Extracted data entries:
————

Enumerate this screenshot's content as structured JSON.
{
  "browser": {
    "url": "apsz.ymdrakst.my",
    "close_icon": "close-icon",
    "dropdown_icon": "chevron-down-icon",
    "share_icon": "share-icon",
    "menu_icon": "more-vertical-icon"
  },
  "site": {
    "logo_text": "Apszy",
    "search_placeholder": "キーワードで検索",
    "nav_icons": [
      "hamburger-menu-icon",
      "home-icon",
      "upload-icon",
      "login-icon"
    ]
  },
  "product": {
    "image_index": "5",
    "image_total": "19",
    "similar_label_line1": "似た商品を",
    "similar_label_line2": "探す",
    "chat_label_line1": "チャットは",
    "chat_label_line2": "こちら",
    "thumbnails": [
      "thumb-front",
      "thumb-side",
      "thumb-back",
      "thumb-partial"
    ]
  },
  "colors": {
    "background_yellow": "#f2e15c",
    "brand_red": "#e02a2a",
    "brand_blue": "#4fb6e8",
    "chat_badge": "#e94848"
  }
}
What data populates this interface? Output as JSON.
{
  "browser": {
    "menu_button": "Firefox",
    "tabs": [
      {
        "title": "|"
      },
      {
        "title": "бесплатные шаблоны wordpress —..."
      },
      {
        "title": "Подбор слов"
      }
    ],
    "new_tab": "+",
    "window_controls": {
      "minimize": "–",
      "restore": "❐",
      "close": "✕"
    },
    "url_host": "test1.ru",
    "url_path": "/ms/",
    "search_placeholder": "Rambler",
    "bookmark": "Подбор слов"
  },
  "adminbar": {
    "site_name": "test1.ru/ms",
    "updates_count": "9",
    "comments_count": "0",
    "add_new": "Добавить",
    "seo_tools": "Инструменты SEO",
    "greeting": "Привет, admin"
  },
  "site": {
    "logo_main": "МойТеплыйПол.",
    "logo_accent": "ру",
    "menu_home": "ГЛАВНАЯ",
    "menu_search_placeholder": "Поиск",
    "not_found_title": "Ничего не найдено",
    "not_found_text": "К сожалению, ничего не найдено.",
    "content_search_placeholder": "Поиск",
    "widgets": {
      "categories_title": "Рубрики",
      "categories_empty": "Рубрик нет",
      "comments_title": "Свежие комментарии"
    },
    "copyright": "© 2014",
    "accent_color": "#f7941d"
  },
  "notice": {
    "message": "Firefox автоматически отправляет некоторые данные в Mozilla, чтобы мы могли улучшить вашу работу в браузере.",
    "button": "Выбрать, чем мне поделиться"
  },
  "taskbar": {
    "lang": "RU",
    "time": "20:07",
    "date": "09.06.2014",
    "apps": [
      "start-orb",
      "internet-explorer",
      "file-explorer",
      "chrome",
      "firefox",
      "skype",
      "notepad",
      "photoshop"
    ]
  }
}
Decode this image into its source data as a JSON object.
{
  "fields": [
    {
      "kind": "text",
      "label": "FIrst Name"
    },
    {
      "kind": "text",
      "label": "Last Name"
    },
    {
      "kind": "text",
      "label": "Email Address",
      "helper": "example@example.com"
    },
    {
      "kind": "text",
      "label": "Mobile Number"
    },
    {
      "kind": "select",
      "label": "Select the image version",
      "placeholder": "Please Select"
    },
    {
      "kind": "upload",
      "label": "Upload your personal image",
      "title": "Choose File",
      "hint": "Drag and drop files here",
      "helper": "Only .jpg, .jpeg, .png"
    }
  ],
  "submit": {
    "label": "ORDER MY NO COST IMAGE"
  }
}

————

* WHAT THE TASK REQUIRES
Reproduce the material exactly, with every line intact.

* SOLUTION TO THIS EXERCISE
Enumerate this screenshot's content as structured JSON.
{
  "browser": {
    "url": "apsz.ymdrakst.my",
    "close_icon": "close-icon",
    "dropdown_icon": "chevron-down-icon",
    "share_icon": "share-icon",
    "menu_icon": "more-vertical-icon"
  },
  "site": {
    "logo_text": "Apszy",
    "search_placeholder": "キーワードで検索",
    "nav_icons": [
      "hamburger-menu-icon",
      "home-icon",
      "upload-icon",
      "login-icon"
    ]
  },
  "product": {
    "image_index": "5",
    "image_total": "19",
    "similar_label_line1": "似た商品を",
    "similar_label_line2": "探す",
    "chat_label_line1": "チャットは",
    "chat_label_line2": "こちら",
    "thumbnails": [
      "thumb-front",
      "thumb-side",
      "thumb-back",
      "thumb-partial"
    ]
  },
  "colors": {
    "background_yellow": "#f2e15c",
    "brand_red": "#e02a2a",
    "brand_blue": "#4fb6e8",
    "chat_badge": "#e94848"
  }
}
What data populates this interface? Output as JSON.
{
  "browser": {
    "menu_button": "Firefox",
    "tabs": [
      {
        "title": "|"
      },
      {
        "title": "бесплатные шаблоны wordpress —..."
      },
      {
        "title": "Подбор слов"
      }
    ],
    "new_tab": "+",
    "window_controls": {
      "minimize": "–",
      "restore": "❐",
      "close": "✕"
    },
    "url_host": "test1.ru",
    "url_path": "/ms/",
    "search_placeholder": "Rambler",
    "bookmark": "Подбор слов"
  },
  "adminbar": {
    "site_name": "test1.ru/ms",
    "updates_count": "9",
    "comments_count": "0",
    "add_new": "Добавить",
    "seo_tools": "Инструменты SEO",
    "greeting": "Привет, admin"
  },
  "site": {
    "logo_main": "МойТеплыйПол.",
    "logo_accent": "ру",
    "menu_home": "ГЛАВНАЯ",
    "menu_search_placeholder": "Поиск",
    "not_found_title": "Ничего не найдено",
    "not_found_text": "К сожалению, ничего не найдено.",
    "content_search_placeholder": "Поиск",
    "widgets": {
      "categories_title": "Рубрики",
      "categories_empty": "Рубрик нет",
      "comments_title": "Свежие комментарии"
    },
    "copyright": "© 2014",
    "accent_color": "#f7941d"
  },
  "notice": {
    "message": "Firefox автоматически отправляет некоторые данные в Mozilla, чтобы мы могли улучшить вашу работу в браузере.",
    "button": "Выбрать, чем мне поделиться"
  },
  "taskbar": {
    "lang": "RU",
    "time": "20:07",
    "date": "09.06.2014",
    "apps": [
      "start-orb",
      "internet-explorer",
      "file-explorer",
      "chrome",
      "firefox",
      "skype",
      "notepad",
      "photoshop"
    ]
  }
}
Decode this image into its source data as a JSON object.
{
  "fields": [
    {
      "kind": "text",
      "label": "FIrst Name"
    },
    {
      "kind": "text",
      "label": "Last Name"
    },
    {
      "kind": "text",
      "label": "Email Address",
      "helper": "example@example.com"
    },
    {
      "kind": "text",
      "label": "Mobile Number"
    },
    {
      "kind": "select",
      "label": "Select the image version",
      "placeholder": "Please Select"
    },
    {
      "kind": "upload",
      "label": "Upload your personal image",
      "title": "Choose File",
      "hint": "Drag and drop files here",
      "helper": "Only .jpg, .jpeg, .png"
    }
  ],
  "submit": {
    "label": "ORDER MY NO COST IMAGE"
  }
}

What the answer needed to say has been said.